[start of RECORD EXTRACTS]
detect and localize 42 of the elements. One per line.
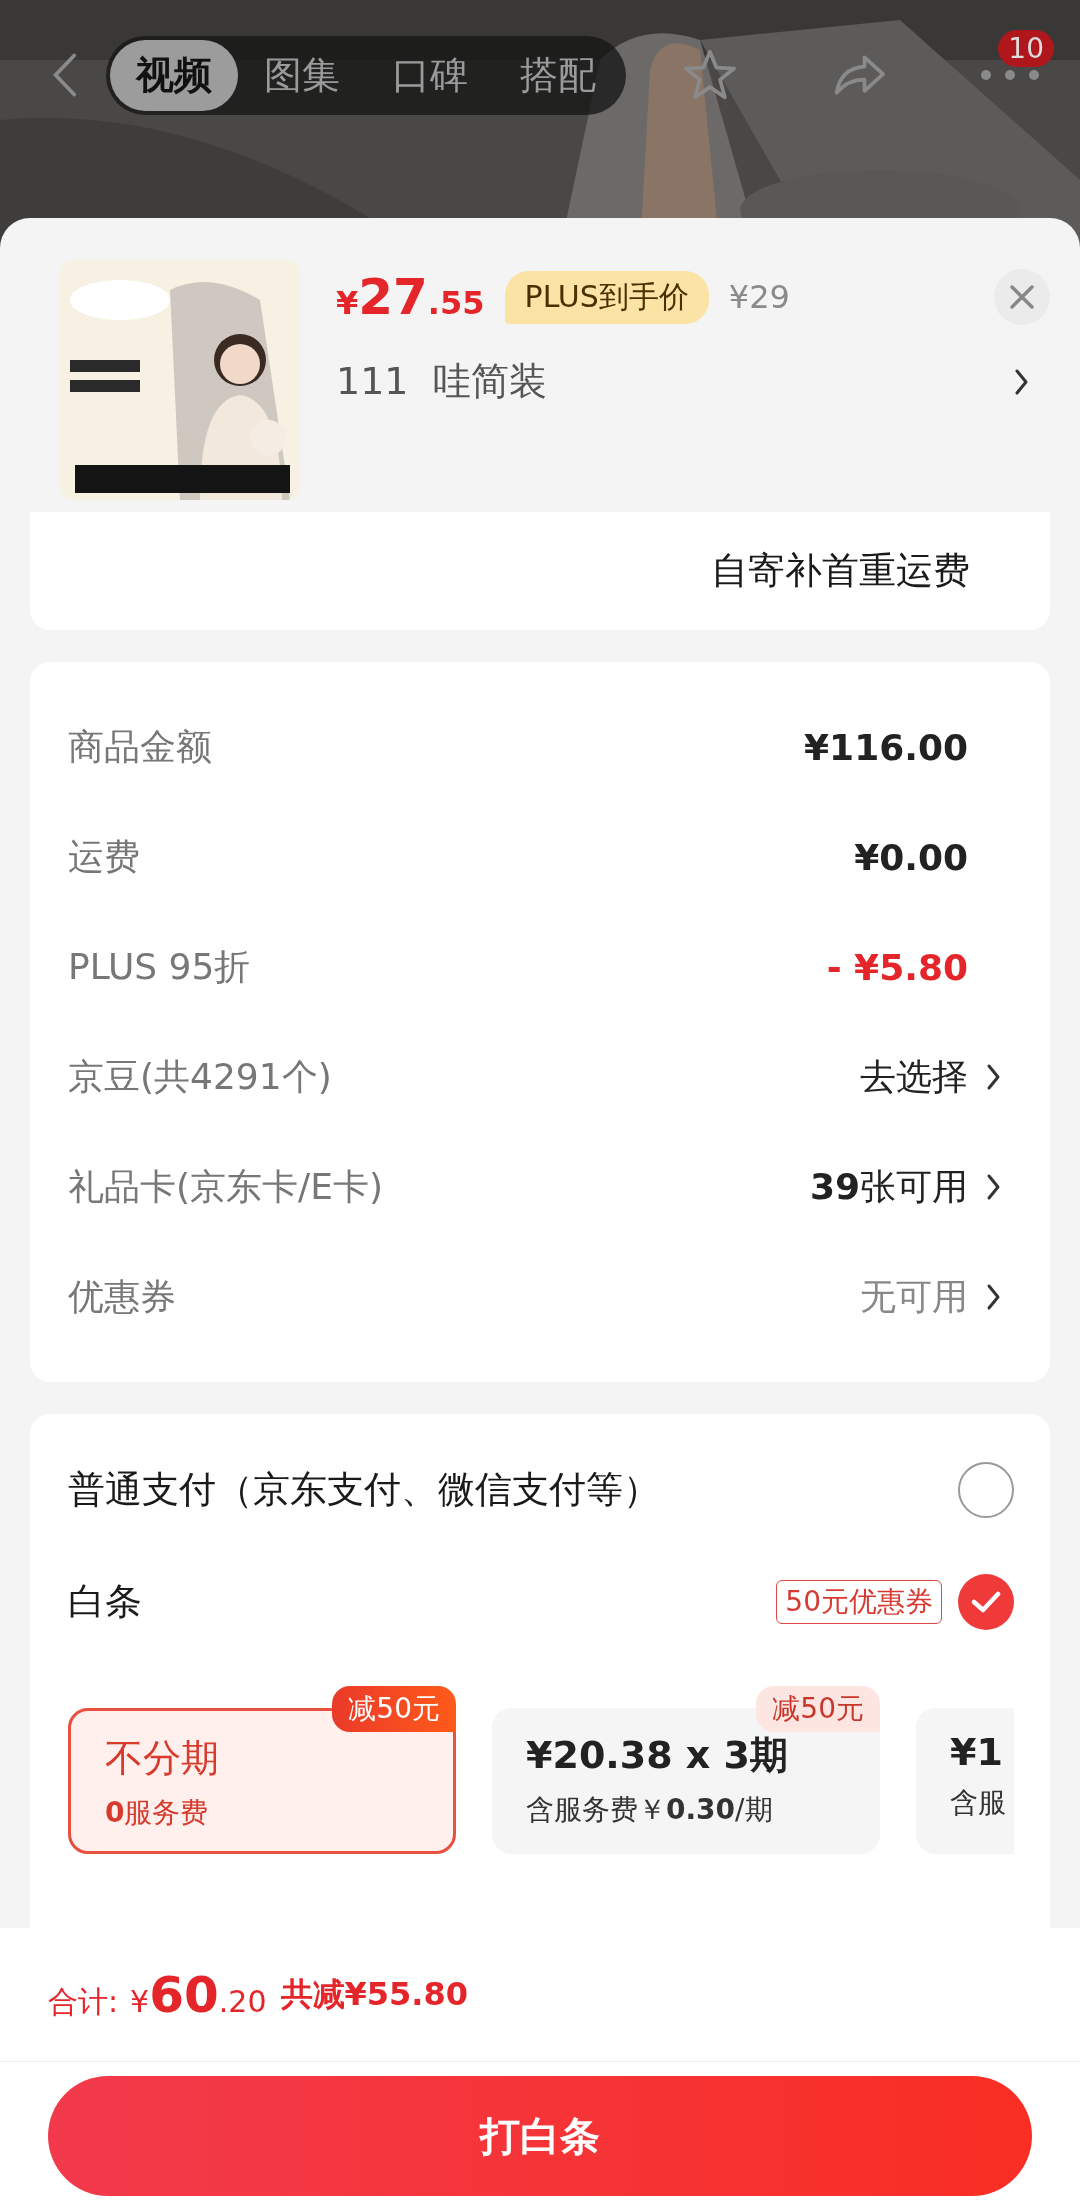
more-icon[interactable] xyxy=(980,68,1040,81)
savings-text: 共减¥55.80 xyxy=(280,1973,468,2015)
chevron-icon xyxy=(1014,367,1030,396)
row-value[interactable]: 39张可用 xyxy=(809,1162,968,1212)
row-label: 礼品卡(京东卡/E卡) xyxy=(68,1164,384,1209)
row-label: 商品金额 xyxy=(68,724,213,769)
total-amount: 合计: ¥60.20 xyxy=(48,1965,267,2024)
coupon-tag: 50元优惠券 xyxy=(776,1580,942,1624)
original-price: ¥29 xyxy=(728,278,790,316)
plan-fee: 含服 xyxy=(950,1785,1007,1821)
plan-fee: 0服务费 xyxy=(105,1795,210,1831)
plan-title: ¥20.38 x 3期 xyxy=(526,1732,790,1779)
tab[interactable]: 口碑 xyxy=(365,39,494,111)
close-icon xyxy=(1009,284,1035,310)
tab[interactable]: 视频 xyxy=(109,39,238,111)
plan-title: ¥1 xyxy=(950,1730,1004,1774)
row-value[interactable]: 去选择 xyxy=(860,1052,968,1102)
radio-button[interactable] xyxy=(958,1462,1014,1518)
row-label: PLUS 95折 xyxy=(68,944,252,989)
radio-button[interactable] xyxy=(958,1574,1014,1630)
shipping-note: 自寄补首重运费 xyxy=(711,548,970,594)
row-label: 优惠券 xyxy=(68,1274,177,1319)
submit-button[interactable]: 打白条 xyxy=(48,2076,1032,2196)
payment-option[interactable]: 白条 xyxy=(68,1577,761,1627)
row-value: ¥0.00 xyxy=(854,836,968,878)
check-icon xyxy=(971,1590,1001,1614)
row-label: 京豆(共4291个) xyxy=(68,1054,333,1099)
row-label: 运费 xyxy=(68,834,141,879)
row-value[interactable]: 无可用 xyxy=(860,1272,968,1322)
tab[interactable]: 搭配 xyxy=(493,39,622,111)
tab[interactable]: 图集 xyxy=(237,39,366,111)
discount-tag: 减50元 xyxy=(332,1686,456,1732)
row-value: ¥116.00 xyxy=(804,726,968,768)
discount-tag: 减50元 xyxy=(756,1686,880,1732)
installment-option[interactable]: ¥1 含服 xyxy=(916,1708,1014,1854)
variant-text[interactable]: 111 哇简装 xyxy=(336,356,547,407)
row-value: - ¥5.80 xyxy=(826,946,968,988)
plan-title: 不分期 xyxy=(105,1735,220,1782)
payment-option[interactable]: 普通支付（京东支付、微信支付等） xyxy=(68,1465,942,1515)
plus-price-tag: PLUS到手价 xyxy=(504,270,709,324)
price: ¥27.55 xyxy=(336,268,485,326)
plan-fee: 含服务费￥0.30/期 xyxy=(526,1792,774,1828)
[end of RECORD EXTRACTS]
YOUR TASK >> Extract every line of the records above that contains the string "label", matching case exactly, and copy each one in full.

OUTPUT OF THE TASK >>
row-label: 礼品卡(京东卡/E卡) xyxy=(68,1164,384,1209)
row-label: 商品金额 xyxy=(68,724,213,769)
row-label: PLUS 95折 xyxy=(68,944,252,989)
row-label: 优惠券 xyxy=(68,1274,177,1319)
row-label: 京豆(共4291个) xyxy=(68,1054,333,1099)
row-label: 运费 xyxy=(68,834,141,879)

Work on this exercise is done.